**A block of data**

################

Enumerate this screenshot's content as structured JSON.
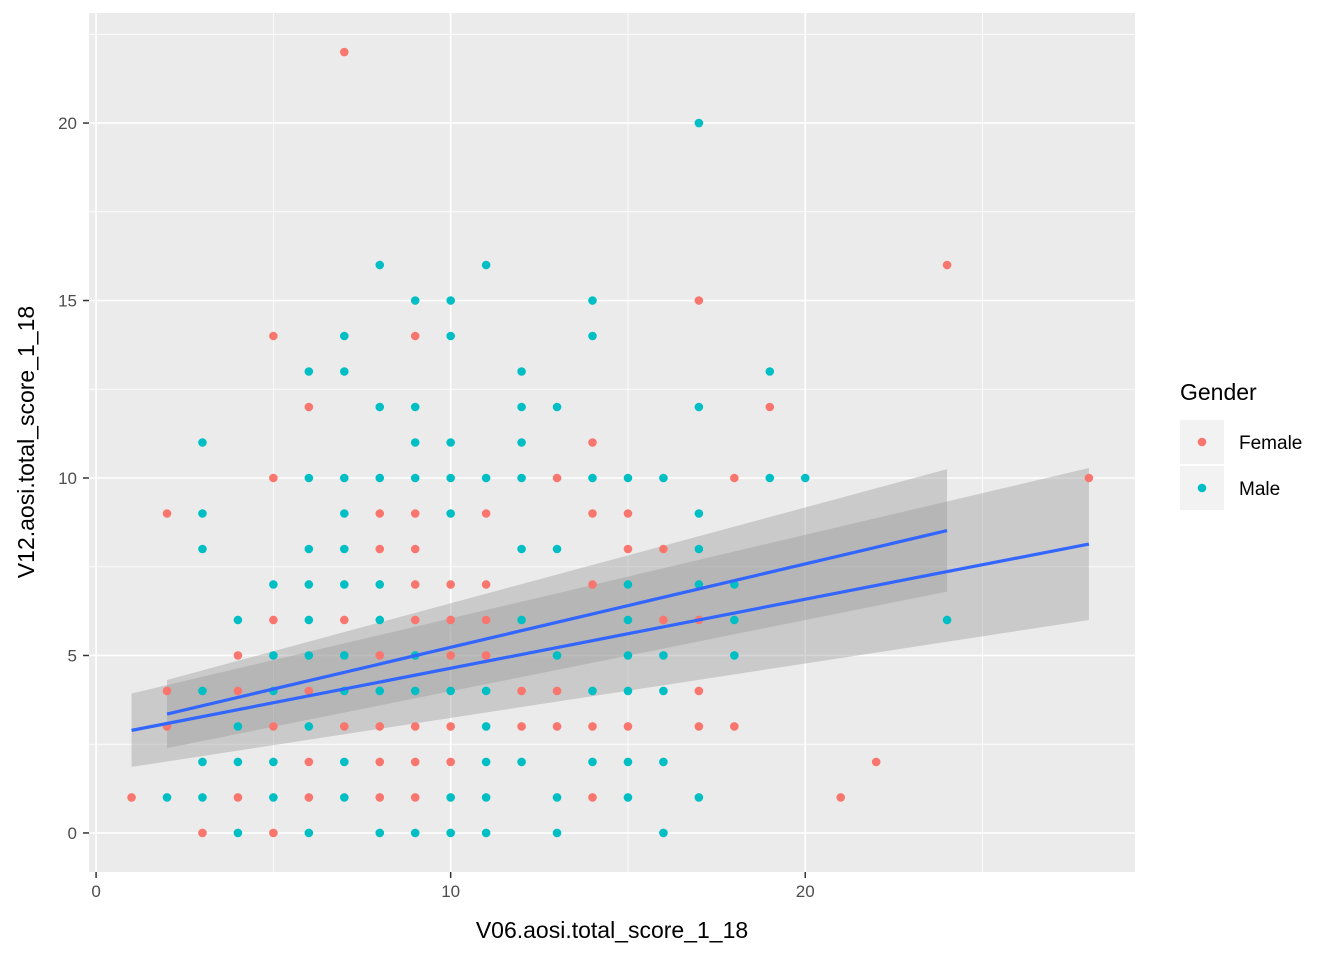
{
  "chart_data": {
    "type": "scatter",
    "xlabel": "V06.aosi.total_score_1_18",
    "ylabel": "V12.aosi.total_score_1_18",
    "xlim": [
      -0.2,
      29.3
    ],
    "ylim": [
      -1.1,
      23.1
    ],
    "x_ticks": [
      0,
      10,
      20
    ],
    "y_ticks": [
      0,
      5,
      10,
      15,
      20
    ],
    "x_tick_labels": [
      "0",
      "10",
      "20"
    ],
    "y_tick_labels": [
      "0",
      "5",
      "10",
      "15",
      "20"
    ],
    "grid": true,
    "legend": {
      "title": "Gender",
      "position": "right",
      "entries": [
        {
          "label": "Female",
          "color": "#F8766D"
        },
        {
          "label": "Male",
          "color": "#00BFC4"
        }
      ]
    },
    "colors": {
      "panel": "#EBEBEB",
      "grid_major": "#FFFFFF",
      "ribbon": "#999999",
      "fit_line": "#3366FF"
    },
    "series": [
      {
        "name": "Female",
        "color": "#F8766D",
        "points": [
          [
            1,
            1
          ],
          [
            2,
            9
          ],
          [
            2,
            4
          ],
          [
            2,
            3
          ],
          [
            3,
            0
          ],
          [
            4,
            5
          ],
          [
            4,
            4
          ],
          [
            4,
            1
          ],
          [
            5,
            14
          ],
          [
            5,
            10
          ],
          [
            5,
            6
          ],
          [
            5,
            3
          ],
          [
            5,
            0
          ],
          [
            6,
            12
          ],
          [
            6,
            4
          ],
          [
            6,
            2
          ],
          [
            6,
            1
          ],
          [
            7,
            22
          ],
          [
            7,
            6
          ],
          [
            7,
            3
          ],
          [
            8,
            9
          ],
          [
            8,
            8
          ],
          [
            8,
            5
          ],
          [
            8,
            3
          ],
          [
            8,
            2
          ],
          [
            8,
            1
          ],
          [
            9,
            14
          ],
          [
            9,
            9
          ],
          [
            9,
            8
          ],
          [
            9,
            7
          ],
          [
            9,
            6
          ],
          [
            9,
            3
          ],
          [
            9,
            2
          ],
          [
            9,
            1
          ],
          [
            10,
            7
          ],
          [
            10,
            6
          ],
          [
            10,
            5
          ],
          [
            10,
            3
          ],
          [
            10,
            2
          ],
          [
            11,
            9
          ],
          [
            11,
            7
          ],
          [
            11,
            6
          ],
          [
            11,
            5
          ],
          [
            12,
            4
          ],
          [
            12,
            3
          ],
          [
            13,
            10
          ],
          [
            13,
            4
          ],
          [
            13,
            3
          ],
          [
            14,
            11
          ],
          [
            14,
            9
          ],
          [
            14,
            7
          ],
          [
            14,
            3
          ],
          [
            14,
            1
          ],
          [
            15,
            9
          ],
          [
            15,
            8
          ],
          [
            15,
            3
          ],
          [
            16,
            8
          ],
          [
            16,
            6
          ],
          [
            17,
            15
          ],
          [
            17,
            6
          ],
          [
            17,
            4
          ],
          [
            17,
            3
          ],
          [
            18,
            10
          ],
          [
            18,
            3
          ],
          [
            19,
            12
          ],
          [
            21,
            1
          ],
          [
            22,
            2
          ],
          [
            24,
            16
          ],
          [
            28,
            10
          ]
        ],
        "fit": {
          "x": [
            1,
            28
          ],
          "y": [
            2.89,
            8.14
          ],
          "ci_lower": [
            1.86,
            6.0
          ],
          "ci_upper": [
            3.93,
            10.28
          ]
        }
      },
      {
        "name": "Male",
        "color": "#00BFC4",
        "points": [
          [
            2,
            1
          ],
          [
            3,
            11
          ],
          [
            3,
            9
          ],
          [
            3,
            8
          ],
          [
            3,
            4
          ],
          [
            3,
            2
          ],
          [
            3,
            1
          ],
          [
            4,
            6
          ],
          [
            4,
            3
          ],
          [
            4,
            2
          ],
          [
            4,
            0
          ],
          [
            5,
            7
          ],
          [
            5,
            5
          ],
          [
            5,
            4
          ],
          [
            5,
            2
          ],
          [
            5,
            1
          ],
          [
            6,
            13
          ],
          [
            6,
            10
          ],
          [
            6,
            8
          ],
          [
            6,
            7
          ],
          [
            6,
            6
          ],
          [
            6,
            5
          ],
          [
            6,
            3
          ],
          [
            6,
            0
          ],
          [
            7,
            14
          ],
          [
            7,
            13
          ],
          [
            7,
            10
          ],
          [
            7,
            9
          ],
          [
            7,
            8
          ],
          [
            7,
            7
          ],
          [
            7,
            5
          ],
          [
            7,
            4
          ],
          [
            7,
            2
          ],
          [
            7,
            1
          ],
          [
            8,
            16
          ],
          [
            8,
            12
          ],
          [
            8,
            10
          ],
          [
            8,
            7
          ],
          [
            8,
            6
          ],
          [
            8,
            4
          ],
          [
            8,
            0
          ],
          [
            9,
            15
          ],
          [
            9,
            12
          ],
          [
            9,
            11
          ],
          [
            9,
            10
          ],
          [
            9,
            5
          ],
          [
            9,
            4
          ],
          [
            9,
            0
          ],
          [
            10,
            15
          ],
          [
            10,
            14
          ],
          [
            10,
            11
          ],
          [
            10,
            10
          ],
          [
            10,
            9
          ],
          [
            10,
            4
          ],
          [
            10,
            1
          ],
          [
            10,
            0
          ],
          [
            11,
            16
          ],
          [
            11,
            10
          ],
          [
            11,
            4
          ],
          [
            11,
            3
          ],
          [
            11,
            2
          ],
          [
            11,
            1
          ],
          [
            11,
            0
          ],
          [
            12,
            13
          ],
          [
            12,
            12
          ],
          [
            12,
            11
          ],
          [
            12,
            10
          ],
          [
            12,
            8
          ],
          [
            12,
            6
          ],
          [
            12,
            2
          ],
          [
            13,
            12
          ],
          [
            13,
            8
          ],
          [
            13,
            5
          ],
          [
            13,
            1
          ],
          [
            13,
            0
          ],
          [
            14,
            15
          ],
          [
            14,
            14
          ],
          [
            14,
            10
          ],
          [
            14,
            4
          ],
          [
            14,
            2
          ],
          [
            15,
            10
          ],
          [
            15,
            7
          ],
          [
            15,
            6
          ],
          [
            15,
            5
          ],
          [
            15,
            4
          ],
          [
            15,
            2
          ],
          [
            15,
            1
          ],
          [
            16,
            10
          ],
          [
            16,
            5
          ],
          [
            16,
            4
          ],
          [
            16,
            2
          ],
          [
            16,
            0
          ],
          [
            17,
            20
          ],
          [
            17,
            12
          ],
          [
            17,
            9
          ],
          [
            17,
            8
          ],
          [
            17,
            7
          ],
          [
            17,
            1
          ],
          [
            18,
            7
          ],
          [
            18,
            6
          ],
          [
            18,
            5
          ],
          [
            19,
            13
          ],
          [
            19,
            10
          ],
          [
            20,
            10
          ],
          [
            24,
            6
          ]
        ],
        "fit": {
          "x": [
            2,
            24
          ],
          "y": [
            3.35,
            8.52
          ],
          "ci_lower": [
            2.39,
            6.8
          ],
          "ci_upper": [
            4.31,
            10.25
          ]
        }
      }
    ]
  }
}
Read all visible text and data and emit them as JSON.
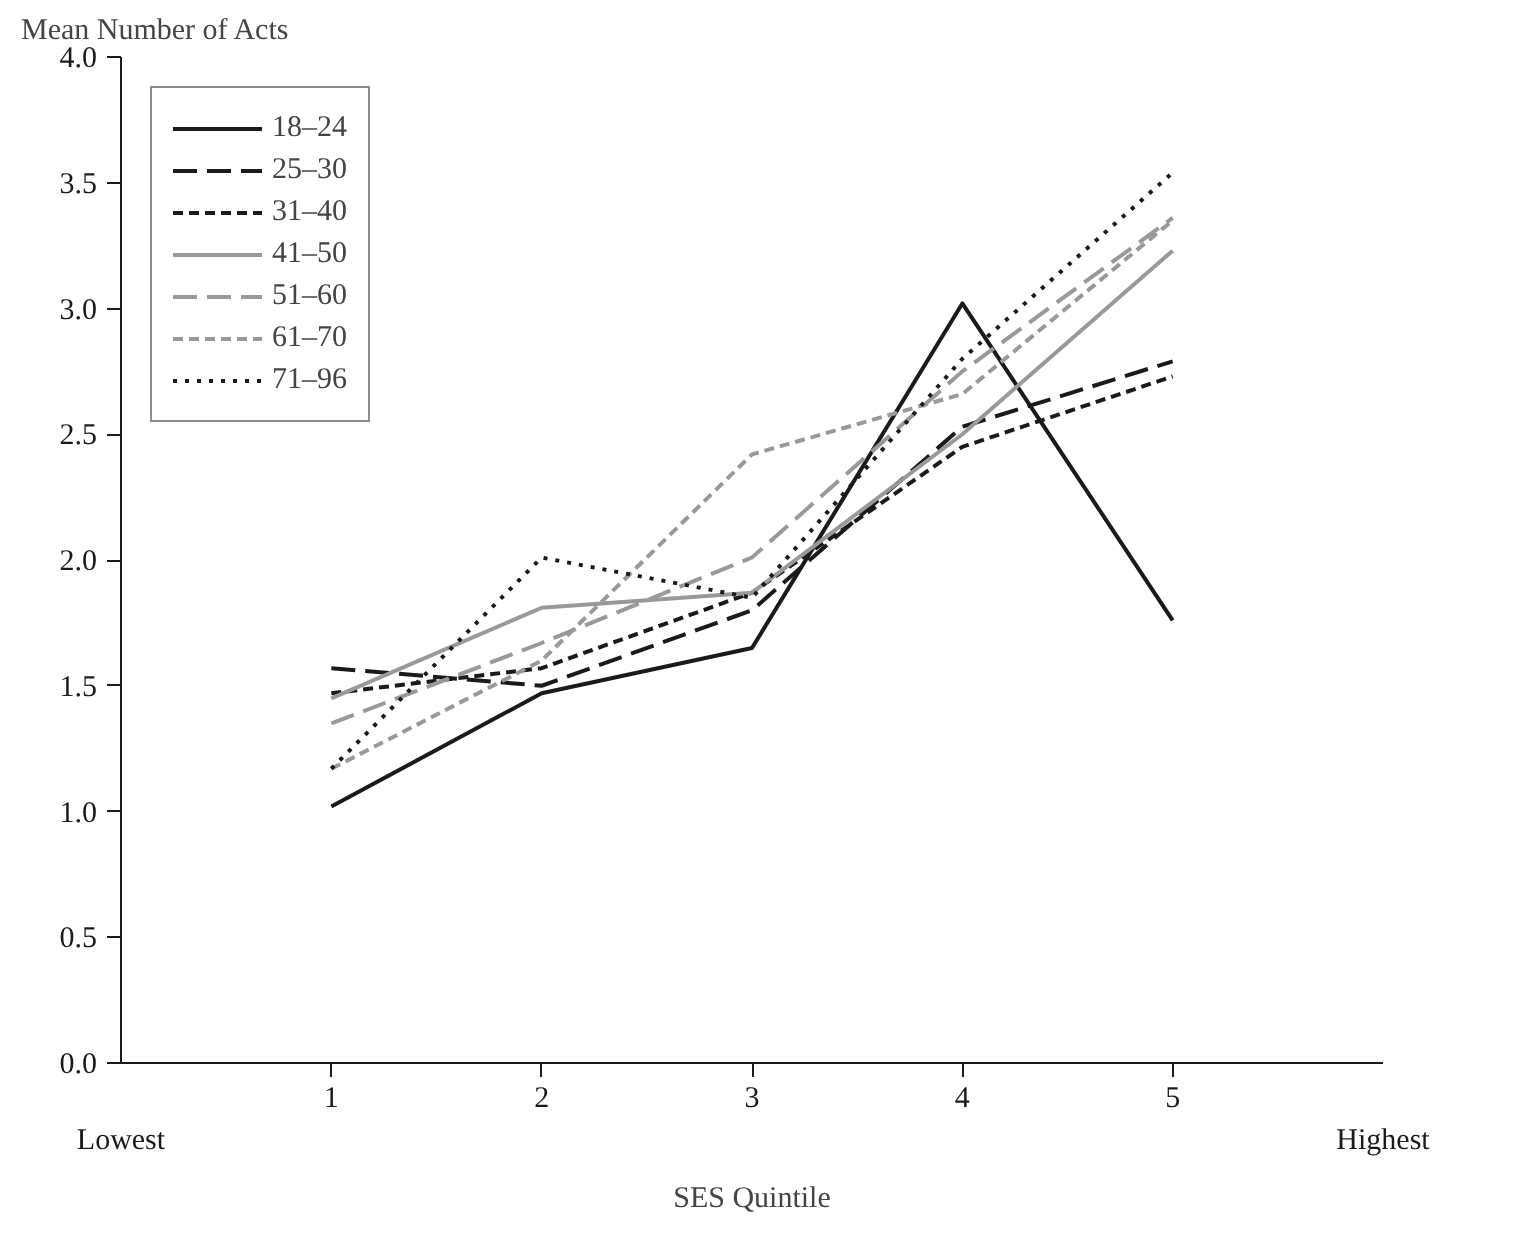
{
  "chart_data": {
    "type": "line",
    "ylabel": "Mean Number of Acts",
    "xlabel": "SES Quintile",
    "annotations": [
      "Lowest",
      "Highest"
    ],
    "x": [
      1,
      2,
      3,
      4,
      5
    ],
    "xlim": [
      0,
      6
    ],
    "xticks": [
      1,
      2,
      3,
      4,
      5
    ],
    "ylim": [
      0,
      4
    ],
    "yticks": [
      {
        "value": 0,
        "label": "0.0"
      },
      {
        "value": 0.5,
        "label": "0.5"
      },
      {
        "value": 1,
        "label": "1.0"
      },
      {
        "value": 1.5,
        "label": "1.5"
      },
      {
        "value": 2,
        "label": "2.0"
      },
      {
        "value": 2.5,
        "label": "2.5"
      },
      {
        "value": 3,
        "label": "3.0"
      },
      {
        "value": 3.5,
        "label": "3.5"
      },
      {
        "value": 4,
        "label": "4.0"
      }
    ],
    "grid": false,
    "legend": "top left",
    "marker": "none",
    "series": [
      {
        "name": "18–24",
        "color": "#1a1a1a",
        "line_style": "solid",
        "values": [
          1.02,
          1.47,
          1.65,
          3.02,
          1.76
        ]
      },
      {
        "name": "25–30",
        "color": "#1a1a1a",
        "line_style": "dashed",
        "values": [
          1.57,
          1.5,
          1.8,
          2.53,
          2.79
        ]
      },
      {
        "name": "31–40",
        "color": "#1a1a1a",
        "line_style": "short dashed",
        "values": [
          1.47,
          1.57,
          1.87,
          2.45,
          2.73
        ]
      },
      {
        "name": "41–50",
        "color": "#999999",
        "line_style": "solid",
        "values": [
          1.45,
          1.81,
          1.87,
          2.5,
          3.23
        ]
      },
      {
        "name": "51–60",
        "color": "#999999",
        "line_style": "dashed",
        "values": [
          1.35,
          1.67,
          2.01,
          2.75,
          3.36
        ]
      },
      {
        "name": "61–70",
        "color": "#999999",
        "line_style": "short dashed",
        "values": [
          1.17,
          1.6,
          2.42,
          2.66,
          3.35
        ]
      },
      {
        "name": "71–96",
        "color": "#1a1a1a",
        "line_style": "dotted",
        "values": [
          1.17,
          2.01,
          1.85,
          2.8,
          3.54
        ]
      }
    ]
  }
}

################

**WHAT YOU WILL DO**
Return all lines with the word "aosi" in them.

**FINAL ANSWER**
    "xlabel": "V06.aosi.total_score_1_18",
    "ylabel": "V12.aosi.total_score_1_18",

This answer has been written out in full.